**GIVEN PROBLEM**. Each line containing the word "万得偏股混合型基金指数" needs to be copied.

○ ○ ○ ○

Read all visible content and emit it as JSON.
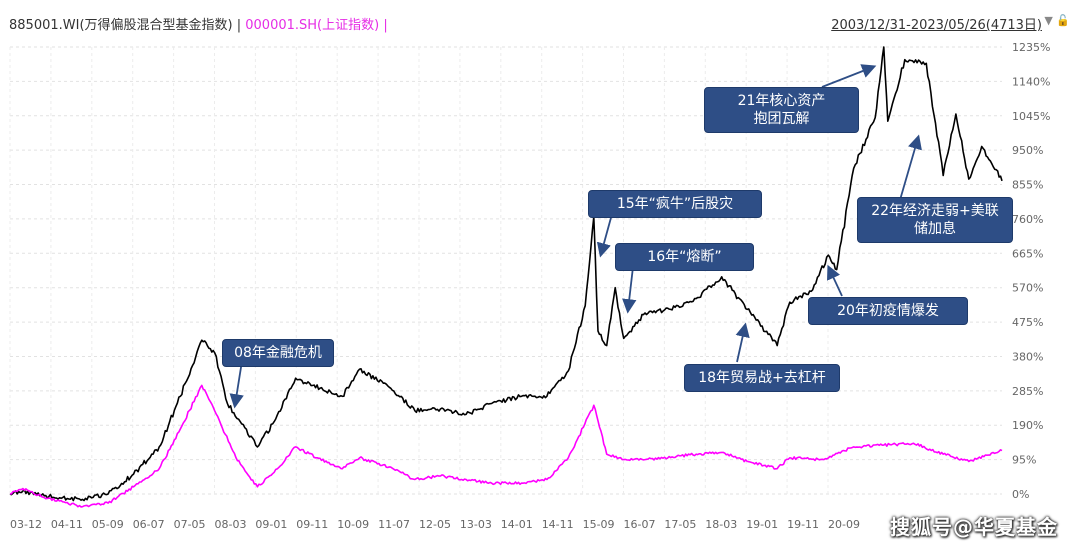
{
  "header": {
    "series1_label": "885001.WI(万得偏股混合型基金指数)",
    "separator": " | ",
    "series2_label": "000001.SH(上证指数)",
    "series2_suffix": " |",
    "range_label": "2003/12/31-2023/05/26(4713日)"
  },
  "icons": [
    "dropdown-triangle-icon",
    "lock-icon"
  ],
  "colors": {
    "series1": "#000000",
    "series2": "#ff00ff",
    "annotation_bg": "#2e4e86"
  },
  "annotations": {
    "a08": "08年金融危机",
    "a15": "15年“疯牛”后股灾",
    "a16": "16年“熔断”",
    "a18": "18年贸易战+去杠杆",
    "a20": "20年初疫情爆发",
    "a21_line1": "21年核心资产",
    "a21_line2": "抱团瓦解",
    "a22_line1": "22年经济走弱+美联",
    "a22_line2": "储加息"
  },
  "watermark": "搜狐号@华夏基金",
  "chart_data": {
    "type": "line",
    "x_ticks": [
      "03-12",
      "04-11",
      "05-09",
      "06-07",
      "07-05",
      "08-03",
      "09-01",
      "09-11",
      "10-09",
      "11-07",
      "12-05",
      "13-03",
      "14-01",
      "14-11",
      "15-09",
      "16-07",
      "17-05",
      "18-03",
      "19-01",
      "19-11",
      "20-09"
    ],
    "y_ticks": [
      "1235%",
      "1140%",
      "1045%",
      "950%",
      "855%",
      "760%",
      "665%",
      "570%",
      "475%",
      "380%",
      "285%",
      "190%",
      "95%",
      "0%"
    ],
    "ylim": [
      0,
      1235
    ],
    "y_unit": "%",
    "x_range": [
      "2003-12-31",
      "2023-05-26"
    ],
    "series": [
      {
        "name": "885001.WI(万得偏股混合型基金指数)",
        "color": "#000000",
        "points": [
          [
            "2003-12-31",
            0
          ],
          [
            "2004-04-01",
            8
          ],
          [
            "2004-09-01",
            -5
          ],
          [
            "2005-06-01",
            -15
          ],
          [
            "2005-12-01",
            0
          ],
          [
            "2006-06-01",
            55
          ],
          [
            "2006-12-01",
            130
          ],
          [
            "2007-05-01",
            270
          ],
          [
            "2007-10-01",
            425
          ],
          [
            "2008-01-01",
            390
          ],
          [
            "2008-04-01",
            250
          ],
          [
            "2008-07-01",
            200
          ],
          [
            "2008-11-01",
            130
          ],
          [
            "2009-03-01",
            200
          ],
          [
            "2009-08-01",
            320
          ],
          [
            "2009-12-01",
            300
          ],
          [
            "2010-07-01",
            270
          ],
          [
            "2010-11-01",
            345
          ],
          [
            "2011-06-01",
            295
          ],
          [
            "2011-12-01",
            230
          ],
          [
            "2012-06-01",
            235
          ],
          [
            "2012-12-01",
            220
          ],
          [
            "2013-06-01",
            250
          ],
          [
            "2014-01-01",
            270
          ],
          [
            "2014-07-01",
            270
          ],
          [
            "2014-12-01",
            340
          ],
          [
            "2015-04-01",
            520
          ],
          [
            "2015-06-01",
            765
          ],
          [
            "2015-07-01",
            450
          ],
          [
            "2015-09-01",
            410
          ],
          [
            "2015-11-01",
            570
          ],
          [
            "2016-01-01",
            430
          ],
          [
            "2016-06-01",
            500
          ],
          [
            "2016-12-01",
            510
          ],
          [
            "2017-06-01",
            540
          ],
          [
            "2017-12-01",
            600
          ],
          [
            "2018-06-01",
            510
          ],
          [
            "2019-01-01",
            410
          ],
          [
            "2019-04-01",
            530
          ],
          [
            "2019-09-01",
            560
          ],
          [
            "2020-01-01",
            660
          ],
          [
            "2020-03-01",
            620
          ],
          [
            "2020-07-01",
            900
          ],
          [
            "2020-12-01",
            1040
          ],
          [
            "2021-02-01",
            1235
          ],
          [
            "2021-03-01",
            1030
          ],
          [
            "2021-07-01",
            1200
          ],
          [
            "2021-12-01",
            1190
          ],
          [
            "2022-04-01",
            880
          ],
          [
            "2022-07-01",
            1050
          ],
          [
            "2022-10-01",
            870
          ],
          [
            "2023-01-01",
            960
          ],
          [
            "2023-05-26",
            865
          ]
        ]
      },
      {
        "name": "000001.SH(上证指数)",
        "color": "#ff00ff",
        "points": [
          [
            "2003-12-31",
            0
          ],
          [
            "2004-04-01",
            15
          ],
          [
            "2004-09-01",
            -10
          ],
          [
            "2005-06-01",
            -35
          ],
          [
            "2005-12-01",
            -25
          ],
          [
            "2006-06-01",
            20
          ],
          [
            "2006-12-01",
            70
          ],
          [
            "2007-05-01",
            180
          ],
          [
            "2007-10-01",
            300
          ],
          [
            "2008-01-01",
            230
          ],
          [
            "2008-06-01",
            100
          ],
          [
            "2008-11-01",
            20
          ],
          [
            "2009-03-01",
            60
          ],
          [
            "2009-08-01",
            130
          ],
          [
            "2010-01-01",
            100
          ],
          [
            "2010-07-01",
            70
          ],
          [
            "2010-11-01",
            100
          ],
          [
            "2011-06-01",
            75
          ],
          [
            "2011-12-01",
            40
          ],
          [
            "2012-06-01",
            50
          ],
          [
            "2012-12-01",
            40
          ],
          [
            "2013-06-01",
            30
          ],
          [
            "2014-01-01",
            30
          ],
          [
            "2014-07-01",
            40
          ],
          [
            "2014-12-01",
            100
          ],
          [
            "2015-06-01",
            245
          ],
          [
            "2015-09-01",
            110
          ],
          [
            "2016-01-01",
            95
          ],
          [
            "2016-06-01",
            95
          ],
          [
            "2017-06-01",
            110
          ],
          [
            "2017-12-01",
            115
          ],
          [
            "2018-06-01",
            90
          ],
          [
            "2019-01-01",
            70
          ],
          [
            "2019-04-01",
            100
          ],
          [
            "2019-12-01",
            95
          ],
          [
            "2020-07-01",
            130
          ],
          [
            "2021-02-01",
            135
          ],
          [
            "2021-09-01",
            140
          ],
          [
            "2022-04-01",
            110
          ],
          [
            "2022-10-01",
            90
          ],
          [
            "2023-05-26",
            120
          ]
        ]
      }
    ]
  }
}
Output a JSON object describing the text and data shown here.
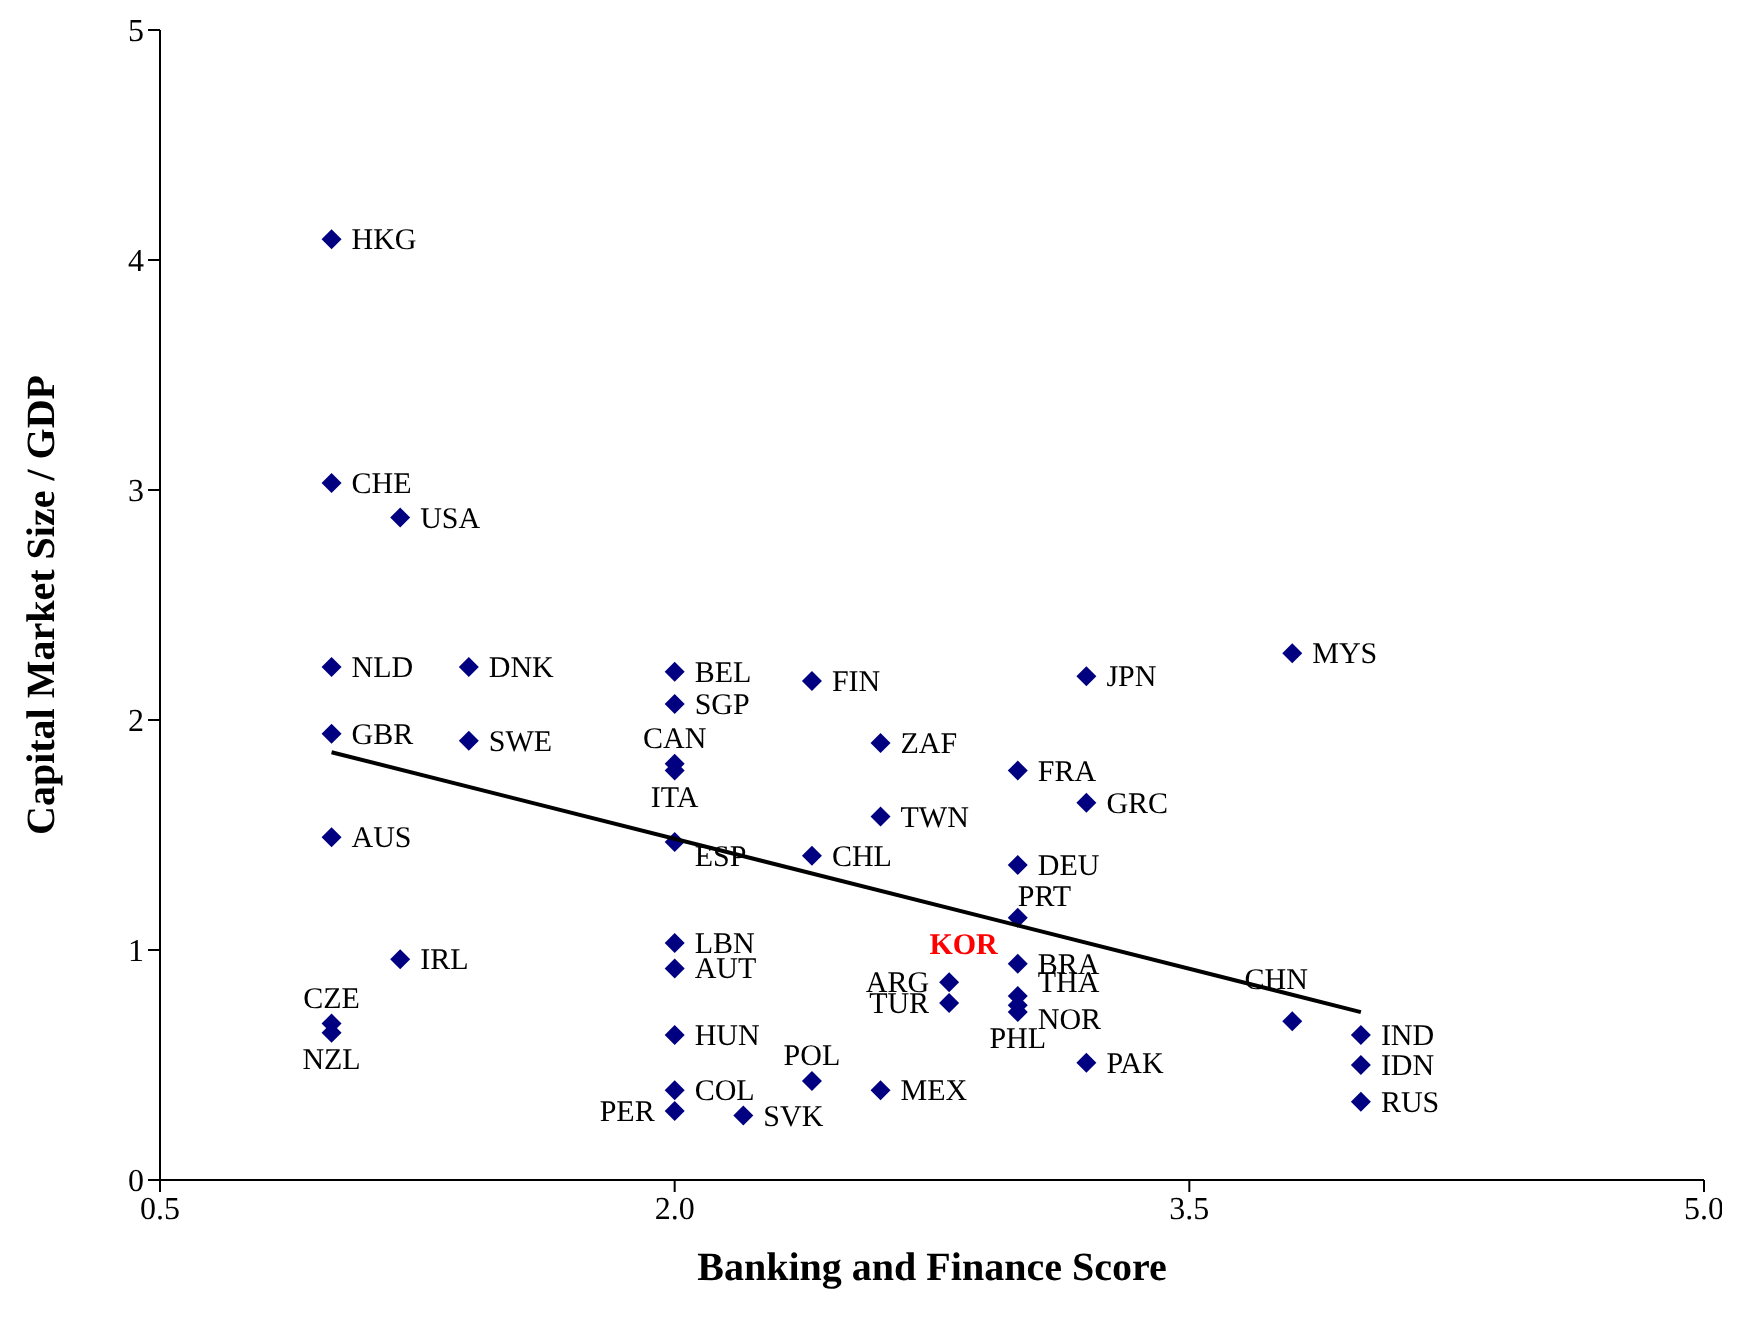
{
  "chart_data": {
    "type": "scatter",
    "xlabel": "Banking and Finance Score",
    "ylabel": "Capital Market Size / GDP",
    "xlim": [
      0.5,
      5.0
    ],
    "xticks": [
      0.5,
      {
        "value": 2,
        "label": "2.0"
      },
      3.5,
      {
        "value": 5,
        "label": "5.0"
      }
    ],
    "ylim": [
      0,
      5
    ],
    "yticks": [
      0,
      1,
      2,
      3,
      4,
      5
    ],
    "grid": false,
    "legend": false,
    "marker": "diamond",
    "series": [
      {
        "type": "scatter",
        "color": "#000080",
        "x": [
          1.0,
          1.0,
          1.2,
          1.0,
          1.4,
          2.0,
          2.0,
          2.4,
          3.2,
          3.8,
          1.0,
          1.4,
          2.0,
          2.0,
          2.6,
          3.0,
          3.2,
          1.0,
          2.0,
          2.6,
          2.4,
          3.0,
          3.0,
          null,
          2.0,
          2.0,
          1.2,
          3.0,
          2.8,
          2.8,
          3.0,
          3.0,
          3.0,
          1.0,
          1.0,
          3.8,
          4.0,
          4.0,
          4.0,
          3.2,
          2.0,
          2.4,
          2.0,
          2.6,
          2.0,
          2.2
        ],
        "values": [
          4.09,
          3.03,
          2.88,
          2.23,
          2.23,
          2.21,
          2.07,
          2.17,
          2.19,
          2.29,
          1.94,
          1.91,
          1.81,
          1.78,
          1.9,
          1.78,
          1.64,
          1.49,
          1.47,
          1.58,
          1.41,
          1.37,
          1.14,
          null,
          1.03,
          0.92,
          0.96,
          0.94,
          0.86,
          0.77,
          0.8,
          0.76,
          0.73,
          0.68,
          0.64,
          0.69,
          0.63,
          0.5,
          0.34,
          0.51,
          0.63,
          0.43,
          0.39,
          0.39,
          0.3,
          0.28
        ]
      },
      {
        "type": "line",
        "color": "#000000",
        "marker": "none",
        "x": [
          1.0,
          4.0
        ],
        "values": [
          1.86,
          0.73
        ]
      }
    ],
    "annotations": [
      {
        "text": "HKG",
        "x": 1.0,
        "y": 4.09
      },
      {
        "text": "CHE",
        "x": 1.0,
        "y": 3.03
      },
      {
        "text": "USA",
        "x": 1.2,
        "y": 2.88
      },
      {
        "text": "NLD",
        "x": 1.0,
        "y": 2.23
      },
      {
        "text": "DNK",
        "x": 1.4,
        "y": 2.23
      },
      {
        "text": "BEL",
        "x": 2.0,
        "y": 2.21
      },
      {
        "text": "SGP",
        "x": 2.0,
        "y": 2.07
      },
      {
        "text": "FIN",
        "x": 2.4,
        "y": 2.17
      },
      {
        "text": "JPN",
        "x": 3.2,
        "y": 2.19
      },
      {
        "text": "MYS",
        "x": 3.8,
        "y": 2.29
      },
      {
        "text": "GBR",
        "x": 1.0,
        "y": 1.94
      },
      {
        "text": "SWE",
        "x": 1.4,
        "y": 1.91
      },
      {
        "text": "CAN",
        "x": 2.0,
        "y": 1.81
      },
      {
        "text": "ITA",
        "x": 2.0,
        "y": 1.78
      },
      {
        "text": "ZAF",
        "x": 2.6,
        "y": 1.9
      },
      {
        "text": "FRA",
        "x": 3.0,
        "y": 1.78
      },
      {
        "text": "GRC",
        "x": 3.2,
        "y": 1.64
      },
      {
        "text": "AUS",
        "x": 1.0,
        "y": 1.49
      },
      {
        "text": "ESP",
        "x": 2.0,
        "y": 1.47
      },
      {
        "text": "TWN",
        "x": 2.6,
        "y": 1.58
      },
      {
        "text": "CHL",
        "x": 2.4,
        "y": 1.41
      },
      {
        "text": "DEU",
        "x": 3.0,
        "y": 1.37
      },
      {
        "text": "PRT",
        "x": 3.0,
        "y": 1.14
      },
      {
        "text": "KOR",
        "x": 3.0,
        "y": 1.12
      },
      {
        "text": "LBN",
        "x": 2.0,
        "y": 1.03
      },
      {
        "text": "AUT",
        "x": 2.0,
        "y": 0.92
      },
      {
        "text": "IRL",
        "x": 1.2,
        "y": 0.96
      },
      {
        "text": "BRA",
        "x": 3.0,
        "y": 0.94
      },
      {
        "text": "ARG",
        "x": 2.8,
        "y": 0.86
      },
      {
        "text": "TUR",
        "x": 2.8,
        "y": 0.77
      },
      {
        "text": "THA",
        "x": 3.0,
        "y": 0.8
      },
      {
        "text": "NOR",
        "x": 3.0,
        "y": 0.76
      },
      {
        "text": "PHL",
        "x": 3.0,
        "y": 0.73
      },
      {
        "text": "CZE",
        "x": 1.0,
        "y": 0.68
      },
      {
        "text": "NZL",
        "x": 1.0,
        "y": 0.64
      },
      {
        "text": "CHN",
        "x": 3.8,
        "y": 0.69
      },
      {
        "text": "IND",
        "x": 4.0,
        "y": 0.63
      },
      {
        "text": "IDN",
        "x": 4.0,
        "y": 0.5
      },
      {
        "text": "RUS",
        "x": 4.0,
        "y": 0.34
      },
      {
        "text": "PAK",
        "x": 3.2,
        "y": 0.51
      },
      {
        "text": "HUN",
        "x": 2.0,
        "y": 0.63
      },
      {
        "text": "POL",
        "x": 2.4,
        "y": 0.43
      },
      {
        "text": "COL",
        "x": 2.0,
        "y": 0.39
      },
      {
        "text": "MEX",
        "x": 2.6,
        "y": 0.39
      },
      {
        "text": "PER",
        "x": 2.0,
        "y": 0.3
      },
      {
        "text": "SVK",
        "x": 2.2,
        "y": 0.28
      }
    ]
  }
}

○ ○ ○ ○

**EXERCISE ANSWER**.
    "series1_label": "885001.WI(万得偏股混合型基金指数)",
        "name": "885001.WI(万得偏股混合型基金指数)",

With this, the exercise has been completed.